Task description: Rename "operator" to "user" throughout the items below, keeping everything else unchanged and leaving the pictures out of your answer.

[Some records]

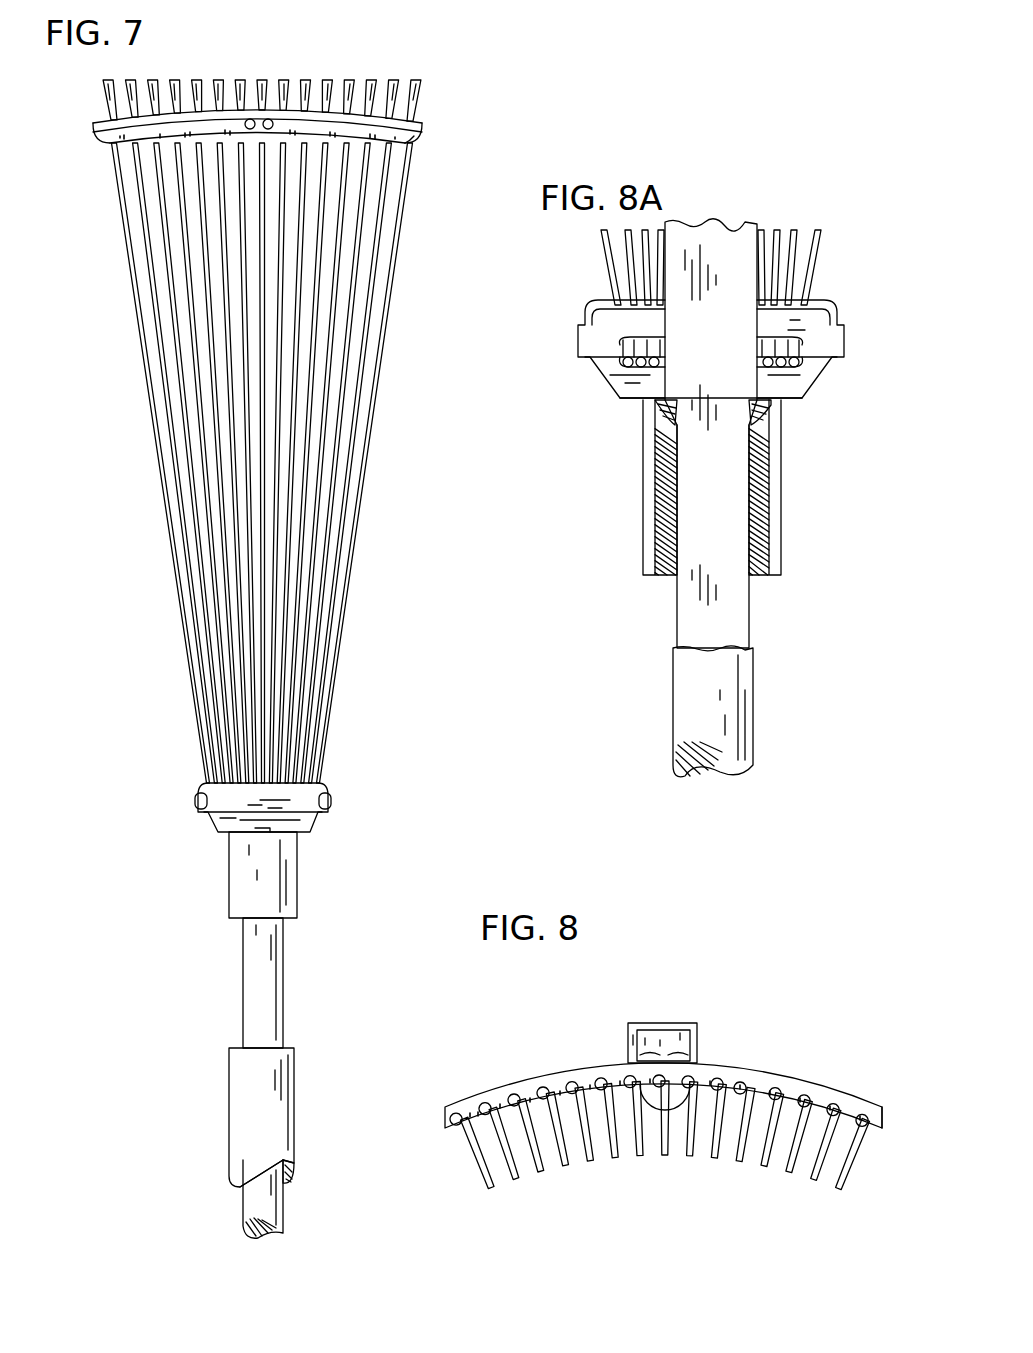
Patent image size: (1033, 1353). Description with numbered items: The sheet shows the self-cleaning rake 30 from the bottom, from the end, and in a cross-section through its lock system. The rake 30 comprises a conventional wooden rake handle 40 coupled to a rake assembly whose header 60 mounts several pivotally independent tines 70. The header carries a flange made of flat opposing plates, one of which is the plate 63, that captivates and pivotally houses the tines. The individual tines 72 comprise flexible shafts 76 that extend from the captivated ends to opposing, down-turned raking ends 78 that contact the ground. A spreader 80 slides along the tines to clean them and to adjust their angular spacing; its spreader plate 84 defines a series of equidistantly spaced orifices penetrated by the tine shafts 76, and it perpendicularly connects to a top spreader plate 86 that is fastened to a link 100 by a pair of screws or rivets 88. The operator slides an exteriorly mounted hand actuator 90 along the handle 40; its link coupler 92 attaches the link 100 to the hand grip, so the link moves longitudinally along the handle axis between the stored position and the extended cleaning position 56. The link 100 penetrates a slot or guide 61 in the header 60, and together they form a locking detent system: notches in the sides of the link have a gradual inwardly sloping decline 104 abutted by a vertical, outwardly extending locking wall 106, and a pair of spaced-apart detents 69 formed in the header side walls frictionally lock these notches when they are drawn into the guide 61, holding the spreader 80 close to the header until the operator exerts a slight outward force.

In FIG. 7, the self-cleaning rake 30 is at (106, 810).
In FIG. 8, the self-cleaning rake 30 is at (556, 983).
In FIG. 7, the rake handle 40 is at (300, 1021).
In FIG. 8A, the rake handle 40 is at (764, 703).
In FIG. 7, the extended, cleaning position 56 is at (166, 716).
In FIG. 7, the header 60 is at (320, 908).
In FIG. 8A, the header 60 is at (822, 549).
In FIG. 8A, the slot or guide 61 is at (665, 522).
In FIG. 7, the plate 63 is at (303, 792).
In FIG. 8A, the detents 69 is at (783, 396).
In FIG. 7, the tines 70 is at (94, 158).
In FIG. 8, the tines 70 is at (456, 1166).
In FIG. 7, the individual tines 72 is at (400, 196).
In FIG. 7, the flexible shafts 76 is at (150, 402).
In FIG. 7, the raking ends 78 is at (305, 78).
In FIG. 8, the raking ends 78 is at (491, 1190).
In FIG. 8, the spreader 80 is at (441, 1102).
In FIG. 7, the spreader plate 84 is at (422, 121).
In FIG. 8, the spreader plate 84 is at (800, 1100).
In FIG. 7, the top spreader plate 86 is at (410, 137).
In FIG. 8, the top spreader plate 86 is at (757, 1074).
In FIG. 7, the screws or rivets 88 is at (249, 118).
In FIG. 8, the screws or rivets 88 is at (645, 1053).
In FIG. 7, the hand actuator 90 is at (318, 1136).
In FIG. 7, the link coupler 92 is at (253, 1162).
In FIG. 7, the link 100 is at (286, 490).
In FIG. 8A, the link 100 is at (676, 599).
In FIG. 8A, the inwardly sloping decline 104 is at (762, 414).
In FIG. 8A, the locking wall 106 is at (681, 410).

Written reply:
Patent image size: (1033, 1353). Description with numbered items: The sheet shows the self-cleaning rake 30 from the bottom, from the end, and in a cross-section through its lock system. The rake 30 comprises a conventional wooden rake handle 40 coupled to a rake assembly whose header 60 mounts several pivotally independent tines 70. The header carries a flange made of flat opposing plates, one of which is the plate 63, that captivates and pivotally houses the tines. The individual tines 72 comprise flexible shafts 76 that extend from the captivated ends to opposing, down-turned raking ends 78 that contact the ground. A spreader 80 slides along the tines to clean them and to adjust their angular spacing; its spreader plate 84 defines a series of equidistantly spaced orifices penetrated by the tine shafts 76, and it perpendicularly connects to a top spreader plate 86 that is fastened to a link 100 by a pair of screws or rivets 88. The user slides an exteriorly mounted hand actuator 90 along the handle 40; its link coupler 92 attaches the link 100 to the hand grip, so the link moves longitudinally along the handle axis between the stored position and the extended cleaning position 56. The link 100 penetrates a slot or guide 61 in the header 60, and together they form a locking detent system: notches in the sides of the link have a gradual inwardly sloping decline 104 abutted by a vertical, outwardly extending locking wall 106, and a pair of spaced-apart detents 69 formed in the header side walls frictionally lock these notches when they are drawn into the guide 61, holding the spreader 80 close to the header until the user exerts a slight outward force.

In FIG. 7, the self-cleaning rake 30 is at (106, 810).
In FIG. 8, the self-cleaning rake 30 is at (556, 983).
In FIG. 7, the rake handle 40 is at (300, 1021).
In FIG. 8A, the rake handle 40 is at (764, 703).
In FIG. 7, the extended, cleaning position 56 is at (166, 716).
In FIG. 7, the header 60 is at (320, 908).
In FIG. 8A, the header 60 is at (822, 549).
In FIG. 8A, the slot or guide 61 is at (665, 522).
In FIG. 7, the plate 63 is at (303, 792).
In FIG. 8A, the detents 69 is at (783, 396).
In FIG. 7, the tines 70 is at (94, 158).
In FIG. 8, the tines 70 is at (456, 1166).
In FIG. 7, the individual tines 72 is at (400, 196).
In FIG. 7, the flexible shafts 76 is at (150, 402).
In FIG. 7, the raking ends 78 is at (305, 78).
In FIG. 8, the raking ends 78 is at (491, 1190).
In FIG. 8, the spreader 80 is at (441, 1102).
In FIG. 7, the spreader plate 84 is at (422, 121).
In FIG. 8, the spreader plate 84 is at (800, 1100).
In FIG. 7, the top spreader plate 86 is at (410, 137).
In FIG. 8, the top spreader plate 86 is at (757, 1074).
In FIG. 7, the screws or rivets 88 is at (249, 118).
In FIG. 8, the screws or rivets 88 is at (645, 1053).
In FIG. 7, the hand actuator 90 is at (318, 1136).
In FIG. 7, the link coupler 92 is at (253, 1162).
In FIG. 7, the link 100 is at (286, 490).
In FIG. 8A, the link 100 is at (676, 599).
In FIG. 8A, the inwardly sloping decline 104 is at (762, 414).
In FIG. 8A, the locking wall 106 is at (681, 410).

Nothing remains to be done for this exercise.